* Exercise task *
Copy out all the entries exactly.

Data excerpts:
┄┄┄┄┄┄

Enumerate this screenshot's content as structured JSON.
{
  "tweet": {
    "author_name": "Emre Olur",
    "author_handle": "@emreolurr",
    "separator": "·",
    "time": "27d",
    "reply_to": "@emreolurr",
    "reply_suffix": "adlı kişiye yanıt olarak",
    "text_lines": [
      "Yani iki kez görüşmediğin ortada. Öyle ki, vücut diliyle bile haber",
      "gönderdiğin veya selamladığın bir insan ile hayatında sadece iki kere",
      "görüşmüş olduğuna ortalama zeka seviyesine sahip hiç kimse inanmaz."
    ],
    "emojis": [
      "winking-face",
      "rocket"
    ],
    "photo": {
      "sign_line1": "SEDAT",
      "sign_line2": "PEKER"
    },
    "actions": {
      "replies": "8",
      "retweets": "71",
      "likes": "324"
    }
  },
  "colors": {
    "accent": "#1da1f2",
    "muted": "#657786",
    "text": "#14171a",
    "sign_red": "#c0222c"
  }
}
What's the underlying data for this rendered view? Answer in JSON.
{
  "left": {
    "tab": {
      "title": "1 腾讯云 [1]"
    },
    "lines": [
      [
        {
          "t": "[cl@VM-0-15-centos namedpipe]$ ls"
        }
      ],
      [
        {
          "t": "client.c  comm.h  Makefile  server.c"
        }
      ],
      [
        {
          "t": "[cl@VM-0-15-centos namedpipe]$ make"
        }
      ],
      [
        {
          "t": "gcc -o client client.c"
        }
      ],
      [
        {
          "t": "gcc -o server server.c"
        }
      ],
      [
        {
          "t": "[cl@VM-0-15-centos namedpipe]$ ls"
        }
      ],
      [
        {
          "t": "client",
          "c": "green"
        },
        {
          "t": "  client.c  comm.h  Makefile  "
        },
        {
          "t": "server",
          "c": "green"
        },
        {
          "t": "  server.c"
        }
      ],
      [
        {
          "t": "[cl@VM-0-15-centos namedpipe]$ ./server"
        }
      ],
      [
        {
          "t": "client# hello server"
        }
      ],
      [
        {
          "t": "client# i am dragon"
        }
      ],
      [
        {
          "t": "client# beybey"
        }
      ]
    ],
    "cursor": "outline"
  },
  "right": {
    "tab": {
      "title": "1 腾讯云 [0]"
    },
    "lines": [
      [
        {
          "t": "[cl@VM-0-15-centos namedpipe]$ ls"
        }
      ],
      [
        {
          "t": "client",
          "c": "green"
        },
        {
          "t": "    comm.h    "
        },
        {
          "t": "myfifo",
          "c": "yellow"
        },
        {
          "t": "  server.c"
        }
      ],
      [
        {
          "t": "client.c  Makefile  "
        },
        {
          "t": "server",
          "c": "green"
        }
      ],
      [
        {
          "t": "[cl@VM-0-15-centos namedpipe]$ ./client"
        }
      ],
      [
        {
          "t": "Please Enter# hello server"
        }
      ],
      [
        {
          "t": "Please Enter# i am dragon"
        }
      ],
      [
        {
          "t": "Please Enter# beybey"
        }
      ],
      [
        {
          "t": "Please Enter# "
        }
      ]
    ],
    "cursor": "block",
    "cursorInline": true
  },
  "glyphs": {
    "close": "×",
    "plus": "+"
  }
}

┄┄┄┄┄┄

* Result of this task *
Enumerate this screenshot's content as structured JSON.
{
  "tweet": {
    "author_name": "Emre Olur",
    "author_handle": "@emreolurr",
    "separator": "·",
    "time": "27d",
    "reply_to": "@emreolurr",
    "reply_suffix": "adlı kişiye yanıt olarak",
    "text_lines": [
      "Yani iki kez görüşmediğin ortada. Öyle ki, vücut diliyle bile haber",
      "gönderdiğin veya selamladığın bir insan ile hayatında sadece iki kere",
      "görüşmüş olduğuna ortalama zeka seviyesine sahip hiç kimse inanmaz."
    ],
    "emojis": [
      "winking-face",
      "rocket"
    ],
    "photo": {
      "sign_line1": "SEDAT",
      "sign_line2": "PEKER"
    },
    "actions": {
      "replies": "8",
      "retweets": "71",
      "likes": "324"
    }
  },
  "colors": {
    "accent": "#1da1f2",
    "muted": "#657786",
    "text": "#14171a",
    "sign_red": "#c0222c"
  }
}
What's the underlying data for this rendered view? Answer in JSON.
{
  "left": {
    "tab": {
      "title": "1 腾讯云 [1]"
    },
    "lines": [
      [
        {
          "t": "[cl@VM-0-15-centos namedpipe]$ ls"
        }
      ],
      [
        {
          "t": "client.c  comm.h  Makefile  server.c"
        }
      ],
      [
        {
          "t": "[cl@VM-0-15-centos namedpipe]$ make"
        }
      ],
      [
        {
          "t": "gcc -o client client.c"
        }
      ],
      [
        {
          "t": "gcc -o server server.c"
        }
      ],
      [
        {
          "t": "[cl@VM-0-15-centos namedpipe]$ ls"
        }
      ],
      [
        {
          "t": "client",
          "c": "green"
        },
        {
          "t": "  client.c  comm.h  Makefile  "
        },
        {
          "t": "server",
          "c": "green"
        },
        {
          "t": "  server.c"
        }
      ],
      [
        {
          "t": "[cl@VM-0-15-centos namedpipe]$ ./server"
        }
      ],
      [
        {
          "t": "client# hello server"
        }
      ],
      [
        {
          "t": "client# i am dragon"
        }
      ],
      [
        {
          "t": "client# beybey"
        }
      ]
    ],
    "cursor": "outline"
  },
  "right": {
    "tab": {
      "title": "1 腾讯云 [0]"
    },
    "lines": [
      [
        {
          "t": "[cl@VM-0-15-centos namedpipe]$ ls"
        }
      ],
      [
        {
          "t": "client",
          "c": "green"
        },
        {
          "t": "    comm.h    "
        },
        {
          "t": "myfifo",
          "c": "yellow"
        },
        {
          "t": "  server.c"
        }
      ],
      [
        {
          "t": "client.c  Makefile  "
        },
        {
          "t": "server",
          "c": "green"
        }
      ],
      [
        {
          "t": "[cl@VM-0-15-centos namedpipe]$ ./client"
        }
      ],
      [
        {
          "t": "Please Enter# hello server"
        }
      ],
      [
        {
          "t": "Please Enter# i am dragon"
        }
      ],
      [
        {
          "t": "Please Enter# beybey"
        }
      ],
      [
        {
          "t": "Please Enter# "
        }
      ]
    ],
    "cursor": "block",
    "cursorInline": true
  },
  "glyphs": {
    "close": "×",
    "plus": "+"
  }
}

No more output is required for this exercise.